• Document:
☆ ☆ ☆ ☆

Once Upon a November: Footprints of Alexander Dodge

October 25, 2019

When "Anastasia" rolls into town to light up the ASU Gammage stage late this fall, it will be a homecoming of sorts. The acclaimed set designer for the Broadway production, Alexander Dodge, spent his formative years here. While growing up on the Taliesin West grounds and romping around ASU Gammage and the campus’s birthday cake-like music building, Dodge's own designing brain was incubating. 

"My father was working with Frank Lloyd Wright, so I spent time growing up both at the Gammage and the music school’s building sites," Dodge said of his ten Arizona years. "It was a crazy and magical time. We used the interns’ abandoned shelters [at Taliesen West, where Dodge's father is still working] as our play forts." Download Full Image

As a teenager, Dodge performed in Tempe piano competitions that were located at the new music building on campus. He recalls that the competitions were nerve-wracking, but the breathtaking scene could calm his jitters.

"It was the enchanting view. The competitions were held on the rooftop terrace," he said of the serene setting.

☆ ☆ ☆ ☆

• Tasks for this exercise:
A – In the article on Alexander Dodge, condense the paragraph beginning "When "Anastasia" rolls into town" into two shorter sentences that keep its main facts.
B – Translate this sentence from the article on Alexander Dodge into Spanish: "As a teenager, Dodge performed in Tempe piano competitions that were located at the new music building on campus."
C – Write the next few paragraphs of the article on Alexander Dodge, picking up after its final sentence.

• Listings of boxed layout items:
☆ ☆ ☆ ☆

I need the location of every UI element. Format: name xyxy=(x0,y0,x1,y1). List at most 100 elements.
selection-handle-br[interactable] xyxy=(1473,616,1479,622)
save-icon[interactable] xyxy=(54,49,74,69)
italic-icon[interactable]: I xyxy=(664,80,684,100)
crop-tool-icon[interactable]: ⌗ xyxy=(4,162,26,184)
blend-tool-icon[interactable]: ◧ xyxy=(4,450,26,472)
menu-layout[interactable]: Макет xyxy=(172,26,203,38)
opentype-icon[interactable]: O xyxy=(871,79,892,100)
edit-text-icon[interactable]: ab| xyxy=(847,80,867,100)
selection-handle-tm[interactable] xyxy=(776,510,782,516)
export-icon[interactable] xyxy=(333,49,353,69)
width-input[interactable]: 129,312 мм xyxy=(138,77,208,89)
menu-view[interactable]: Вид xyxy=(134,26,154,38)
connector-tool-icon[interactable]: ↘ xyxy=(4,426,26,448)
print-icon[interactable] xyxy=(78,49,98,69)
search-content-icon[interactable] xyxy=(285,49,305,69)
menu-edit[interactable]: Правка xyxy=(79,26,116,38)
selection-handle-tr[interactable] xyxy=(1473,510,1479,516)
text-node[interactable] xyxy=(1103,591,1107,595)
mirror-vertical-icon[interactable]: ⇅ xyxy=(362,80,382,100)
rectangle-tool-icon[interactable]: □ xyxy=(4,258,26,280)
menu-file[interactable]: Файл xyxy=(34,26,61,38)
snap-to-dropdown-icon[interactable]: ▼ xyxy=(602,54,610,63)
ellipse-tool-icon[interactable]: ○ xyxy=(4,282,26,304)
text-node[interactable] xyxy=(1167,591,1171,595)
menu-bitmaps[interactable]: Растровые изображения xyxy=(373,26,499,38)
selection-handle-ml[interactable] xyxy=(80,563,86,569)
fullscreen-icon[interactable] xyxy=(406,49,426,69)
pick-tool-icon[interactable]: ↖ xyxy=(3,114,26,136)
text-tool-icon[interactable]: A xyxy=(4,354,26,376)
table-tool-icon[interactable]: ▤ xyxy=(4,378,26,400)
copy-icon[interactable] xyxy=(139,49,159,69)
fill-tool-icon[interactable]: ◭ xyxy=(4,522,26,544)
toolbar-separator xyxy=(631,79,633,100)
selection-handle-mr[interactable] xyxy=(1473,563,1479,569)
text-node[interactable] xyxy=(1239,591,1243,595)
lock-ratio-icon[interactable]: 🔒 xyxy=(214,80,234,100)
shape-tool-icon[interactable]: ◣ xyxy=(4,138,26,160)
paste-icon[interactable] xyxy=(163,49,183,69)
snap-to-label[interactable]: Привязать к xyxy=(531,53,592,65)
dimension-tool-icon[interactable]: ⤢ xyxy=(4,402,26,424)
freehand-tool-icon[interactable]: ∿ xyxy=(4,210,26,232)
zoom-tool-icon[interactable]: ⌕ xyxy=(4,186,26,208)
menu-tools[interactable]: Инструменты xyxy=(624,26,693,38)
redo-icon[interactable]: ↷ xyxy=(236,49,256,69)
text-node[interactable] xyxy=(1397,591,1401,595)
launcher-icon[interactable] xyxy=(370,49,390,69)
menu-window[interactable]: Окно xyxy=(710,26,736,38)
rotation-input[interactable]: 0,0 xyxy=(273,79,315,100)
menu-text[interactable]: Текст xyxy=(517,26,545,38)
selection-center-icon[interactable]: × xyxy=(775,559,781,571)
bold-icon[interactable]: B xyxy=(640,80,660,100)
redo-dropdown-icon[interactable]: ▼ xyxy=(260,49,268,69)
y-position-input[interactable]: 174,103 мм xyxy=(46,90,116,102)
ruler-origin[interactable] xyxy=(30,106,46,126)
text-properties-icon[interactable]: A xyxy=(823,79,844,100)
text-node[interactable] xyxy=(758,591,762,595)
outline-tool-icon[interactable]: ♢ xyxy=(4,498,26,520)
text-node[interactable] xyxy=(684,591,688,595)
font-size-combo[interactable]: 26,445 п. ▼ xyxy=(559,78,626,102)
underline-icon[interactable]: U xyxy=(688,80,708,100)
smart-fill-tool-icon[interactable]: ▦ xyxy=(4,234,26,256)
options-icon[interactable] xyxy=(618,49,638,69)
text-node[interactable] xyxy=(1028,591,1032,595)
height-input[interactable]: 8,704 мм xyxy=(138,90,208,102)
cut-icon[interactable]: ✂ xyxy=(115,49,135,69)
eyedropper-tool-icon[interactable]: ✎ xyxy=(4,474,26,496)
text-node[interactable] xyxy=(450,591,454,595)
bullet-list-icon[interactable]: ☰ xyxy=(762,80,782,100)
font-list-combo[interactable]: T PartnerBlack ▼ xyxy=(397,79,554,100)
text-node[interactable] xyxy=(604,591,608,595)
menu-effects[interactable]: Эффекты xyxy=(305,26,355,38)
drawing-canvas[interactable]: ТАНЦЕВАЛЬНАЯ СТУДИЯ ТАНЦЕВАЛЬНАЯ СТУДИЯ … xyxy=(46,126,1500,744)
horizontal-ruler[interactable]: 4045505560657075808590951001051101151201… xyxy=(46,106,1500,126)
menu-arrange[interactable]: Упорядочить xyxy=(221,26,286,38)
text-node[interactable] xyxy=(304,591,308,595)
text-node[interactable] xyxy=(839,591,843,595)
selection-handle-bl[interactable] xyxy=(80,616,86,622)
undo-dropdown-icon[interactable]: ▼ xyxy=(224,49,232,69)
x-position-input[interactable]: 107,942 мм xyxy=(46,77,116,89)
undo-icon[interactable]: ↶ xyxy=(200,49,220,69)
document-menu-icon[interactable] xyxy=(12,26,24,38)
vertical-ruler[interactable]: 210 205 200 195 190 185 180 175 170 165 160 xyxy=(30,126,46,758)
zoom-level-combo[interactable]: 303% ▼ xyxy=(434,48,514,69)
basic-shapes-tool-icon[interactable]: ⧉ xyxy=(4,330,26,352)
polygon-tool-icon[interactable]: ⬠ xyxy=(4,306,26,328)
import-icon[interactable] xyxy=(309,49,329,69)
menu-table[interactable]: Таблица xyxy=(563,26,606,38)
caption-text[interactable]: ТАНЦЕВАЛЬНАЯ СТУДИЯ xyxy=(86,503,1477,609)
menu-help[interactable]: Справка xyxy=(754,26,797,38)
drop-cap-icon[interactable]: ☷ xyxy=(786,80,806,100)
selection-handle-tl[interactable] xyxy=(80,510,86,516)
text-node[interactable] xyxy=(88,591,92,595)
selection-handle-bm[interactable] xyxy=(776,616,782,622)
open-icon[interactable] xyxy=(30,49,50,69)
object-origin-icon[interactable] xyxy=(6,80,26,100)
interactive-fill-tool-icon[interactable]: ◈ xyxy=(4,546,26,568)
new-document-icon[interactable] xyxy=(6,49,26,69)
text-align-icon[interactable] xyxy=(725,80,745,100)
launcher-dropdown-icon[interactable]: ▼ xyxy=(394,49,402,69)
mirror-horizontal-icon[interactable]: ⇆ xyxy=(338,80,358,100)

☆ ☆ ☆ ☆

• Answers for the exercise:
A – Alexander Dodge, the set designer for the Broadway production of "Anastasia," spent his formative years in the area, growing up on the Taliesin West grounds and around ASU Gammage and the campus music building. The show's arrival on the ASU Gammage stage late this fall will therefore be a homecoming of sorts.

B – Cuando era adolescente, Dodge participó en competencias de piano en Tempe que se celebraban en el nuevo edificio de música del campus.

C –
Thinking about what kind of impact his remarkable, early experiences in the Valley may have had on his career, Dodge said, "I guess I learned how to see, how to look at things. I developed my own philosophy of designing from the inside out.  For a set designer, that means I think a lot about things like, ‘What are the characters who occupy this space thinking? Feeling? Doing?"

He asked those kinds of questions when he designed his Tony-nominated “A Gentleman's Guide to Love and Murder" set, a show we at ASU Gammage laughed through a few seasons back. He also used that mindset as he tinkered with how to depict "Anastasia"’s story. It's a tale that traverses not just different countries, but that bridges huge social gaps, too, as its lush story chugs along.

"We needed a world that unified Russia and France, a world in an envelope. It needed to become its own breathing, living machine," Dodge explained. "LED screens and other media, technology that wasn’t feasible even a few years ago--say, when we designed "Gentleman's Guide" — helped create new effects."

Dodge noted the train car scene, when Anastasia, Dimitry and Vlad are traveling from Russia to France--during a song called "Learn to Do It"--was his biggest challenge. The scene developed into a visually stunning presentation of silhouettes and steam and mesmerizing juxtapositions.

"I took that challenge on head first. It was one of my ways in [to the approach he developed for the whole show]," Dodge said. "The number is a trio that jumps from person to person. It’s cinematic, like we’re in a movie peeking into different windows. The train car starts to spin on stage while projections of a train are coming straight at you. Next, you're seeing through the side of the car.  Once we solved the train car, the rest was more standard."

Part of Dodge's inspiration came from firsthand observation. He soaked in classical architecture at its source.

“Oddly enough, I was on location in France. It was sort of a three birds with one stone experience,” said Dodge.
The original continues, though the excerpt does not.